What you need to do - Output an exact reproduction of the data.

[Stored entries]
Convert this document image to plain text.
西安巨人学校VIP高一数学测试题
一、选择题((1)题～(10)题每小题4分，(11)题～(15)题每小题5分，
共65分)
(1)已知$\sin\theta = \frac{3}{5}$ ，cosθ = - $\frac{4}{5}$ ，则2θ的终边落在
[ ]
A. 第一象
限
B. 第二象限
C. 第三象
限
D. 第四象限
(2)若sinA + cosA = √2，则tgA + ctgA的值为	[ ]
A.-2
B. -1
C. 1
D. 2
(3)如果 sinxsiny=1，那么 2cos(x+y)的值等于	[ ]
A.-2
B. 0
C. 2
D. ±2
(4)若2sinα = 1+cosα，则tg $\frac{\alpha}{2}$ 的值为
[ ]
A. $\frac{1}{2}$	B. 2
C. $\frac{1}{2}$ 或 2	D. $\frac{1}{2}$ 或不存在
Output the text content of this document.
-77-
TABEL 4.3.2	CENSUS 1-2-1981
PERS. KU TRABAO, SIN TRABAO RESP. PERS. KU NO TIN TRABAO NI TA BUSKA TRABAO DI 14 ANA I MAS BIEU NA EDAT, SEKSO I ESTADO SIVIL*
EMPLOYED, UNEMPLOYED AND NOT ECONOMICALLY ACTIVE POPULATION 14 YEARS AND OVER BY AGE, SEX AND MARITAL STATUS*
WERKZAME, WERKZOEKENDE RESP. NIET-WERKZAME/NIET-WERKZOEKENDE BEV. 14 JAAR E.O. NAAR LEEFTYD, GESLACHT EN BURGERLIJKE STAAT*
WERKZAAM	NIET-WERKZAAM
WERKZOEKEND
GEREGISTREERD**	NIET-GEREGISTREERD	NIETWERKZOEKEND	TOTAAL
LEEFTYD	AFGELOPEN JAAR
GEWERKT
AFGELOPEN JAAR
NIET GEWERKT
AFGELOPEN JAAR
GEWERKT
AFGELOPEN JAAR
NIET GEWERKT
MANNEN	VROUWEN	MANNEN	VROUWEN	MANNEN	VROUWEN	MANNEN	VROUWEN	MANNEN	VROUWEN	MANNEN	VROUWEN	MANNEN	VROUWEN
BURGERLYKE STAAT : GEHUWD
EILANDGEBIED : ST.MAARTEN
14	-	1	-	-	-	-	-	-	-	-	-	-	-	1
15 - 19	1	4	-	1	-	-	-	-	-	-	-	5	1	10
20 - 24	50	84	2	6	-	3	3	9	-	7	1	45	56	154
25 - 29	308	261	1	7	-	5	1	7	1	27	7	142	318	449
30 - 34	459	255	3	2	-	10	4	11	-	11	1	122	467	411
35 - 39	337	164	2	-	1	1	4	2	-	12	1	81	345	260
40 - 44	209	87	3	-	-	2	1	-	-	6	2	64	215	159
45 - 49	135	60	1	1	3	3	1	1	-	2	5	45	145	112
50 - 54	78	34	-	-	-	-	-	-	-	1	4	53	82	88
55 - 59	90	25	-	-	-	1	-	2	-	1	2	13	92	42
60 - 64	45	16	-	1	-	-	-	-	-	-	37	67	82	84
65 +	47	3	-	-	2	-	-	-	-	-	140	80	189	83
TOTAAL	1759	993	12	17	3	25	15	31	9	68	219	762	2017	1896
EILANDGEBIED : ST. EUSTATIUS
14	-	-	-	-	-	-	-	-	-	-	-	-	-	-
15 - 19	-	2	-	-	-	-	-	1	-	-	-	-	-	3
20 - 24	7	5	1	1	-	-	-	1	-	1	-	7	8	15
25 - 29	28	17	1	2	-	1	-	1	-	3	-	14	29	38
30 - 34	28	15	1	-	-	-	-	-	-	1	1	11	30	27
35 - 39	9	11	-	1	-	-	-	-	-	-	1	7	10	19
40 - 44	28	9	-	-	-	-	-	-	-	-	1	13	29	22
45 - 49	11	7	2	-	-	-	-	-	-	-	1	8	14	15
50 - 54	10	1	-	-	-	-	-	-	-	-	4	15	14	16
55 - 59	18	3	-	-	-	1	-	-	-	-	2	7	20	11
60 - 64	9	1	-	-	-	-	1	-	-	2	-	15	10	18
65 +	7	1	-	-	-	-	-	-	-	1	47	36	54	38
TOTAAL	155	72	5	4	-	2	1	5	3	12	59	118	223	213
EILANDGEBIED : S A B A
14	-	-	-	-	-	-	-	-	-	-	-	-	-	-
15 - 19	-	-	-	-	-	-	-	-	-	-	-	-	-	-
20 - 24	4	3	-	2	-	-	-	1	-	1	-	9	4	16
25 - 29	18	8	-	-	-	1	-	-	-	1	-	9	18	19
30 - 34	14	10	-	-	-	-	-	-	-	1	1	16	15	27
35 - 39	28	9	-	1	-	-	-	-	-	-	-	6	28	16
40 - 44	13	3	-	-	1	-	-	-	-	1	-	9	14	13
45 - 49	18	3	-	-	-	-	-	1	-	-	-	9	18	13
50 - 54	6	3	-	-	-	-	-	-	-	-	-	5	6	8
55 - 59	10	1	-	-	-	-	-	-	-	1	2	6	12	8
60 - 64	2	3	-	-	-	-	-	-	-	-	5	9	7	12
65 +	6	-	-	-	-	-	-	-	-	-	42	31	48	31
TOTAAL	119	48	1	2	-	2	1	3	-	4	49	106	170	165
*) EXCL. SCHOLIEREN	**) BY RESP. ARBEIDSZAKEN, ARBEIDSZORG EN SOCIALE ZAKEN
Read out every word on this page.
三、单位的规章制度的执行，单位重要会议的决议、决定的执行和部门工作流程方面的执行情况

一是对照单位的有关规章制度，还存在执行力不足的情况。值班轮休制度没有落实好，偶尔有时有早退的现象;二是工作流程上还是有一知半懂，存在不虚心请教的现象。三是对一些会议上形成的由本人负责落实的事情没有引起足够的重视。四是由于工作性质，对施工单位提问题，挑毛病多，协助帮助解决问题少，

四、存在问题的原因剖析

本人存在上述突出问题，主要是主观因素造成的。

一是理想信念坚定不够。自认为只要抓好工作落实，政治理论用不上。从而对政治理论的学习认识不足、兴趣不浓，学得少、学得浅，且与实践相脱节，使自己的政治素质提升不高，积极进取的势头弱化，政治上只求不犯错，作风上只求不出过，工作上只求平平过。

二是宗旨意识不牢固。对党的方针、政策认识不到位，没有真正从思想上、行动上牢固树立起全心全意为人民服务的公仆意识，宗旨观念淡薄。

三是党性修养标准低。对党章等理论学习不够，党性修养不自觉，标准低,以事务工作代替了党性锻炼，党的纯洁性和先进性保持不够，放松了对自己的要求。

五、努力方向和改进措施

Result of the exercise -
Convert this document image to plain text.
西安巨人学校VIP高一数学测试题
一、选择题((1)题～(10)题每小题4分，(11)题～(15)题每小题5分，
共65分)
(1)已知$\sin\theta = \frac{3}{5}$ ，cosθ = - $\frac{4}{5}$ ，则2θ的终边落在
[ ]
A. 第一象
限
B. 第二象限
C. 第三象
限
D. 第四象限
(2)若sinA + cosA = √2，则tgA + ctgA的值为	[ ]
A.-2
B. -1
C. 1
D. 2
(3)如果 sinxsiny=1，那么 2cos(x+y)的值等于	[ ]
A.-2
B. 0
C. 2
D. ±2
(4)若2sinα = 1+cosα，则tg $\frac{\alpha}{2}$ 的值为
[ ]
A. $\frac{1}{2}$	B. 2
C. $\frac{1}{2}$ 或 2	D. $\frac{1}{2}$ 或不存在
Output the text content of this document.
-77-
TABEL 4.3.2	CENSUS 1-2-1981
PERS. KU TRABAO, SIN TRABAO RESP. PERS. KU NO TIN TRABAO NI TA BUSKA TRABAO DI 14 ANA I MAS BIEU NA EDAT, SEKSO I ESTADO SIVIL*
EMPLOYED, UNEMPLOYED AND NOT ECONOMICALLY ACTIVE POPULATION 14 YEARS AND OVER BY AGE, SEX AND MARITAL STATUS*
WERKZAME, WERKZOEKENDE RESP. NIET-WERKZAME/NIET-WERKZOEKENDE BEV. 14 JAAR E.O. NAAR LEEFTYD, GESLACHT EN BURGERLIJKE STAAT*
WERKZAAM	NIET-WERKZAAM
WERKZOEKEND
GEREGISTREERD**	NIET-GEREGISTREERD	NIETWERKZOEKEND	TOTAAL
LEEFTYD	AFGELOPEN JAAR
GEWERKT
AFGELOPEN JAAR
NIET GEWERKT
AFGELOPEN JAAR
GEWERKT
AFGELOPEN JAAR
NIET GEWERKT
MANNEN	VROUWEN	MANNEN	VROUWEN	MANNEN	VROUWEN	MANNEN	VROUWEN	MANNEN	VROUWEN	MANNEN	VROUWEN	MANNEN	VROUWEN
BURGERLYKE STAAT : GEHUWD
EILANDGEBIED : ST.MAARTEN
14	-	1	-	-	-	-	-	-	-	-	-	-	-	1
15 - 19	1	4	-	1	-	-	-	-	-	-	-	5	1	10
20 - 24	50	84	2	6	-	3	3	9	-	7	1	45	56	154
25 - 29	308	261	1	7	-	5	1	7	1	27	7	142	318	449
30 - 34	459	255	3	2	-	10	4	11	-	11	1	122	467	411
35 - 39	337	164	2	-	1	1	4	2	-	12	1	81	345	260
40 - 44	209	87	3	-	-	2	1	-	-	6	2	64	215	159
45 - 49	135	60	1	1	3	3	1	1	-	2	5	45	145	112
50 - 54	78	34	-	-	-	-	-	-	-	1	4	53	82	88
55 - 59	90	25	-	-	-	1	-	2	-	1	2	13	92	42
60 - 64	45	16	-	1	-	-	-	-	-	-	37	67	82	84
65 +	47	3	-	-	2	-	-	-	-	-	140	80	189	83
TOTAAL	1759	993	12	17	3	25	15	31	9	68	219	762	2017	1896
EILANDGEBIED : ST. EUSTATIUS
14	-	-	-	-	-	-	-	-	-	-	-	-	-	-
15 - 19	-	2	-	-	-	-	-	1	-	-	-	-	-	3
20 - 24	7	5	1	1	-	-	-	1	-	1	-	7	8	15
25 - 29	28	17	1	2	-	1	-	1	-	3	-	14	29	38
30 - 34	28	15	1	-	-	-	-	-	-	1	1	11	30	27
35 - 39	9	11	-	1	-	-	-	-	-	-	1	7	10	19
40 - 44	28	9	-	-	-	-	-	-	-	-	1	13	29	22
45 - 49	11	7	2	-	-	-	-	-	-	-	1	8	14	15
50 - 54	10	1	-	-	-	-	-	-	-	-	4	15	14	16
55 - 59	18	3	-	-	-	1	-	-	-	-	2	7	20	11
60 - 64	9	1	-	-	-	-	1	-	-	2	-	15	10	18
65 +	7	1	-	-	-	-	-	-	-	1	47	36	54	38
TOTAAL	155	72	5	4	-	2	1	5	3	12	59	118	223	213
EILANDGEBIED : S A B A
14	-	-	-	-	-	-	-	-	-	-	-	-	-	-
15 - 19	-	-	-	-	-	-	-	-	-	-	-	-	-	-
20 - 24	4	3	-	2	-	-	-	1	-	1	-	9	4	16
25 - 29	18	8	-	-	-	1	-	-	-	1	-	9	18	19
30 - 34	14	10	-	-	-	-	-	-	-	1	1	16	15	27
35 - 39	28	9	-	1	-	-	-	-	-	-	-	6	28	16
40 - 44	13	3	-	-	1	-	-	-	-	1	-	9	14	13
45 - 49	18	3	-	-	-	-	-	1	-	-	-	9	18	13
50 - 54	6	3	-	-	-	-	-	-	-	-	-	5	6	8
55 - 59	10	1	-	-	-	-	-	-	-	1	2	6	12	8
60 - 64	2	3	-	-	-	-	-	-	-	-	5	9	7	12
65 +	6	-	-	-	-	-	-	-	-	-	42	31	48	31
TOTAAL	119	48	1	2	-	2	1	3	-	4	49	106	170	165
*) EXCL. SCHOLIEREN	**) BY RESP. ARBEIDSZAKEN, ARBEIDSZORG EN SOCIALE ZAKEN
Read out every word on this page.
三、单位的规章制度的执行，单位重要会议的决议、决定的执行和部门工作流程方面的执行情况

一是对照单位的有关规章制度，还存在执行力不足的情况。值班轮休制度没有落实好，偶尔有时有早退的现象;二是工作流程上还是有一知半懂，存在不虚心请教的现象。三是对一些会议上形成的由本人负责落实的事情没有引起足够的重视。四是由于工作性质，对施工单位提问题，挑毛病多，协助帮助解决问题少，

四、存在问题的原因剖析

本人存在上述突出问题，主要是主观因素造成的。

一是理想信念坚定不够。自认为只要抓好工作落实，政治理论用不上。从而对政治理论的学习认识不足、兴趣不浓，学得少、学得浅，且与实践相脱节，使自己的政治素质提升不高，积极进取的势头弱化，政治上只求不犯错，作风上只求不出过，工作上只求平平过。

二是宗旨意识不牢固。对党的方针、政策认识不到位，没有真正从思想上、行动上牢固树立起全心全意为人民服务的公仆意识，宗旨观念淡薄。

三是党性修养标准低。对党章等理论学习不够，党性修养不自觉，标准低,以事务工作代替了党性锻炼，党的纯洁性和先进性保持不够，放松了对自己的要求。

五、努力方向和改进措施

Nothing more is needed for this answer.